>> Begin Records for processing
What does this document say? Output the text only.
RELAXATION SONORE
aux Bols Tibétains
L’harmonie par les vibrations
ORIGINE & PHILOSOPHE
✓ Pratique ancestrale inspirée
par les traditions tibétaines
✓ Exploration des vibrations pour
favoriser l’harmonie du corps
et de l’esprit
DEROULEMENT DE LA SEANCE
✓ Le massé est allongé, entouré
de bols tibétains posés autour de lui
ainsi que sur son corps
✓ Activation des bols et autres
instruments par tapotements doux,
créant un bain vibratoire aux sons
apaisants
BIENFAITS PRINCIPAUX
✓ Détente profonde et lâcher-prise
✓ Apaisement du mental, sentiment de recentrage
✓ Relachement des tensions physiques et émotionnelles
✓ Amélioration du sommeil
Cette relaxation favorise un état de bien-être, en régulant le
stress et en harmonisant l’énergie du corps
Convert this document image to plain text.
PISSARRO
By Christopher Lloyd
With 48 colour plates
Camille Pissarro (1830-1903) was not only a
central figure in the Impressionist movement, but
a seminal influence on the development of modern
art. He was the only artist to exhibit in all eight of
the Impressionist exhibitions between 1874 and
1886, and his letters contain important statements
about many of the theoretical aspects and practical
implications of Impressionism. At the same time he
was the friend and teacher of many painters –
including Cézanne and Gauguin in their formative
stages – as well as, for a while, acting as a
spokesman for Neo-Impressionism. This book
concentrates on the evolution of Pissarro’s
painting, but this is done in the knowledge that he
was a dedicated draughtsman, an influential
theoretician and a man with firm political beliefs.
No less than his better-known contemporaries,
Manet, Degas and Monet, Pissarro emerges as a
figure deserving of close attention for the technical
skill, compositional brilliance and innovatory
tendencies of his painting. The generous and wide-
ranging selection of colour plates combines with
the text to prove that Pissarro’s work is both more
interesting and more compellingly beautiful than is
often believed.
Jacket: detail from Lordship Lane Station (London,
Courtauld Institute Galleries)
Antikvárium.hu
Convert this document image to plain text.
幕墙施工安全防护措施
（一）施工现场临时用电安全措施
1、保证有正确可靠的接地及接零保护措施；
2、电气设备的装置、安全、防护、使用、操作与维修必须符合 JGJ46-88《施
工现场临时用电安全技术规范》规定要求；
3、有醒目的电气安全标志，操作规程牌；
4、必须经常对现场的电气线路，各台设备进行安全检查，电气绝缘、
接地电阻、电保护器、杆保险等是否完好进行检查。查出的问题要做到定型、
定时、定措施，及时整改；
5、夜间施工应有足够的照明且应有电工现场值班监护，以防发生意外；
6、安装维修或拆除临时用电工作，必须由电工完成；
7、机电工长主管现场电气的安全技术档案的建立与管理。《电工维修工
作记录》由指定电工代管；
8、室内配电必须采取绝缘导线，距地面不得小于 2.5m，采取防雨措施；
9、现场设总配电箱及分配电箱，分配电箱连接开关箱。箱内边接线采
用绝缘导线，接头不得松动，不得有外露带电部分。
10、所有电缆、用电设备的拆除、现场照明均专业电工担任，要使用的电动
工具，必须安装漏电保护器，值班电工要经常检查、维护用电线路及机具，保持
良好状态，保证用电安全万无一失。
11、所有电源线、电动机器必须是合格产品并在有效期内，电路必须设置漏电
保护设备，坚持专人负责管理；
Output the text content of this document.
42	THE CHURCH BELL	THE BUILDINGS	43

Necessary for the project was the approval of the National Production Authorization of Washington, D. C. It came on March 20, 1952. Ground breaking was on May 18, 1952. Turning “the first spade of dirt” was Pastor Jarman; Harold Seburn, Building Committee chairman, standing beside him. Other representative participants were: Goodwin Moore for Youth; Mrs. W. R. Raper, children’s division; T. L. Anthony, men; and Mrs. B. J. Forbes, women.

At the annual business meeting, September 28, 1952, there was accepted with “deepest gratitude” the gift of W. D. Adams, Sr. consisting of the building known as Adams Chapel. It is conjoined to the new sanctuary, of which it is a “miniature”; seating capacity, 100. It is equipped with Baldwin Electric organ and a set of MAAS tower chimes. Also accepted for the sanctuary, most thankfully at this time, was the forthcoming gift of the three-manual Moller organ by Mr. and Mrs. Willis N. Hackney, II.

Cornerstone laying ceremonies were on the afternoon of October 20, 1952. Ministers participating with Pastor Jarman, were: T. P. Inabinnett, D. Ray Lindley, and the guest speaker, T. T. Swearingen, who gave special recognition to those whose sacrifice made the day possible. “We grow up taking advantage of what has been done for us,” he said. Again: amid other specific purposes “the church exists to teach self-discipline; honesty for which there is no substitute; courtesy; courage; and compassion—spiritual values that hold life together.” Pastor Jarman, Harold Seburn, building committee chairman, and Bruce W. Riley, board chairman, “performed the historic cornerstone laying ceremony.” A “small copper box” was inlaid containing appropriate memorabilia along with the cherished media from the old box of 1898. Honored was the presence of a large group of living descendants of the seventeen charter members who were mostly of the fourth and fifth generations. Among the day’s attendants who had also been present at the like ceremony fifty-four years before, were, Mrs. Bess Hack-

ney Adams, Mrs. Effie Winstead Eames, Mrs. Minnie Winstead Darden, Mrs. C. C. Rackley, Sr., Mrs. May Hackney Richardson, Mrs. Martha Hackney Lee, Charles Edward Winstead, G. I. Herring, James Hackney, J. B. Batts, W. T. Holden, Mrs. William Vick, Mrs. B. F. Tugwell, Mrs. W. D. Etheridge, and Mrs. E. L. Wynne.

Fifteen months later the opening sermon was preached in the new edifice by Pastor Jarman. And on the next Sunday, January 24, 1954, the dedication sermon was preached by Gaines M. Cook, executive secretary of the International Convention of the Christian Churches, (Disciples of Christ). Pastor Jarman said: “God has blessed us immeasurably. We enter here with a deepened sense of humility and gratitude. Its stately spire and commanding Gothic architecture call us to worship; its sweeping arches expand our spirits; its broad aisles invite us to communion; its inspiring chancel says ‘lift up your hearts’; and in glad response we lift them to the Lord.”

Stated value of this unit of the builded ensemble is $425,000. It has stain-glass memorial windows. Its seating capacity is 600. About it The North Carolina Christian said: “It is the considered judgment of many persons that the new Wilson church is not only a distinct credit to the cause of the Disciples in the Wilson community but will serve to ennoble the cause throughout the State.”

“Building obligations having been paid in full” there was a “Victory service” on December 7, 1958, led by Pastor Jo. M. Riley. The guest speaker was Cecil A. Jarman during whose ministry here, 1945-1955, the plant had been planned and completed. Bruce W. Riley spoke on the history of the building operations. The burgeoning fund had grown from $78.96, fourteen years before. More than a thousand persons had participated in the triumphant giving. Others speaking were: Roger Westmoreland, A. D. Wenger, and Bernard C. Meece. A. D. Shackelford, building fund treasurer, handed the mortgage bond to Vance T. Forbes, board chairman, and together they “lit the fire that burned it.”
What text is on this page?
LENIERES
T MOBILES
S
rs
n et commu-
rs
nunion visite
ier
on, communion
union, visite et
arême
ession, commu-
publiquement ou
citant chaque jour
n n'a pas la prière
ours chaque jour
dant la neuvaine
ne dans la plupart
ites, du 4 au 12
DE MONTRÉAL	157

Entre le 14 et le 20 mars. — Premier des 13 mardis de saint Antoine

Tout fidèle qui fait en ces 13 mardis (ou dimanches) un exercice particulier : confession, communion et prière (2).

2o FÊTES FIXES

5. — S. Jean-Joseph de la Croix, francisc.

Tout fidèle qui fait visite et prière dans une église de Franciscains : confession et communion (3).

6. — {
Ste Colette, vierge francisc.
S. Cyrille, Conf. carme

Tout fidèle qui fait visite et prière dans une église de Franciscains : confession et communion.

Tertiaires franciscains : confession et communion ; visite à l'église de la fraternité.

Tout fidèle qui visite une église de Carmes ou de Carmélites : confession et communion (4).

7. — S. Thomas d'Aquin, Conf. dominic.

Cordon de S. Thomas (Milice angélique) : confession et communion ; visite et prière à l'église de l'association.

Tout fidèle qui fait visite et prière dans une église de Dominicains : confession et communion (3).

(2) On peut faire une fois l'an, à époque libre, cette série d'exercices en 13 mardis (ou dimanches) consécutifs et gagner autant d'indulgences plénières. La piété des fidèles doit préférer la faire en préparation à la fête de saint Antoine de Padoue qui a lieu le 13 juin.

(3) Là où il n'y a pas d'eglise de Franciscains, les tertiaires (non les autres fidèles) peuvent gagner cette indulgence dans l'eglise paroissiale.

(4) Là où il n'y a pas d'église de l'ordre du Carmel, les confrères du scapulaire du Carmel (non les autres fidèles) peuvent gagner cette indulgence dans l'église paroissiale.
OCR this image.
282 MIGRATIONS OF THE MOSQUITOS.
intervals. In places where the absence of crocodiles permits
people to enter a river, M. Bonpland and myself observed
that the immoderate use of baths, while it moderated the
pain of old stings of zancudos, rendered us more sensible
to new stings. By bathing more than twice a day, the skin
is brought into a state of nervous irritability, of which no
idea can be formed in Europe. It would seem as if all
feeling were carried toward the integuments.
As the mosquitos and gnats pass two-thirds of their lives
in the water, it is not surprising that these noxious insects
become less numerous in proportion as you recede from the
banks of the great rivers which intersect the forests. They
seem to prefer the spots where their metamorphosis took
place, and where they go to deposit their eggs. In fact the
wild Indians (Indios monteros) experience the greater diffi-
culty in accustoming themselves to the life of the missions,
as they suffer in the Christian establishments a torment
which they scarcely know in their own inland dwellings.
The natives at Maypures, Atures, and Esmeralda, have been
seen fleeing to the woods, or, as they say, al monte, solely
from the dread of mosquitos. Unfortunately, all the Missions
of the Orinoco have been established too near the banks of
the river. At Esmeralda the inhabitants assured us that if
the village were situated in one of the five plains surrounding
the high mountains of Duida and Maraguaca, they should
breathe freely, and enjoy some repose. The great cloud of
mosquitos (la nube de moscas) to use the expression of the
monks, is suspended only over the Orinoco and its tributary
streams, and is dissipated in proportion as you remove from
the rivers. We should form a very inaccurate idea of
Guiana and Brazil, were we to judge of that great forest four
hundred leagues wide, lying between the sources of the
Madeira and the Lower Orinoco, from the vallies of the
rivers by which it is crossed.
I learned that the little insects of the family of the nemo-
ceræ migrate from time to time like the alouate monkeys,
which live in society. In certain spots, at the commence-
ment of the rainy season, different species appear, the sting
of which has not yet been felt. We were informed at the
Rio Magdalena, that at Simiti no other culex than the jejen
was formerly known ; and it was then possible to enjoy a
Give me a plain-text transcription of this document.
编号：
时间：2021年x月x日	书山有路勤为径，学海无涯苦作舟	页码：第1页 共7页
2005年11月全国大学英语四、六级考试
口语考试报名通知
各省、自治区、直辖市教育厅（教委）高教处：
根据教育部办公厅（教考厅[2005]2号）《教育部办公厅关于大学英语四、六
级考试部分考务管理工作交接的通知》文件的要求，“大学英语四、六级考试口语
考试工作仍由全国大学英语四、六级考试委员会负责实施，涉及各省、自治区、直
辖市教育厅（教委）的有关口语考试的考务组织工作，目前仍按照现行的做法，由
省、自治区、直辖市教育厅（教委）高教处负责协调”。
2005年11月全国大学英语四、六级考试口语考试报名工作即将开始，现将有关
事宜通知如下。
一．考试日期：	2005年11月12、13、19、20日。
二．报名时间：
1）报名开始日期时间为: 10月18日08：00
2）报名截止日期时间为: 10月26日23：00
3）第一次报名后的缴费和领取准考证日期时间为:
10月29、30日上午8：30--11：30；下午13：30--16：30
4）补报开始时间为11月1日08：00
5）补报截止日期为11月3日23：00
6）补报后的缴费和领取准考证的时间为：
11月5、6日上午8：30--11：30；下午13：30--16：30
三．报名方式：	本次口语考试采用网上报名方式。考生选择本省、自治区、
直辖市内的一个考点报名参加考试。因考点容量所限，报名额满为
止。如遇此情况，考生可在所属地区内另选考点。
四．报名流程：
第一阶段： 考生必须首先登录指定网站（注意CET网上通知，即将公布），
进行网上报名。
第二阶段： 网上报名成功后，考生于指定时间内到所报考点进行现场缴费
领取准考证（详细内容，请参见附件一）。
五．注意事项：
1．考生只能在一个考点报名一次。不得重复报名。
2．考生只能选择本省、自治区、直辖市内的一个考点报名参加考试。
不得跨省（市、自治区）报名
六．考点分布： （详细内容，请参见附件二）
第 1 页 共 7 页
>> End Records for processing
> **Objective**
Show each line holding the word "Tout".

> **Task output**
Tout fidèle qui fait en ces 13 mardis (ou dimanches) un exercice particulier : confession, communion et prière (2).
Tout fidèle qui fait visite et prière dans une église de Franciscains : confession et communion (3).
Tout fidèle qui fait visite et prière dans une église de Franciscains : confession et communion.
Tout fidèle qui visite une église de Carmes ou de Carmélites : confession et communion (4).
Tout fidèle qui fait visite et prière dans une église de Dominicains : confession et communion (3).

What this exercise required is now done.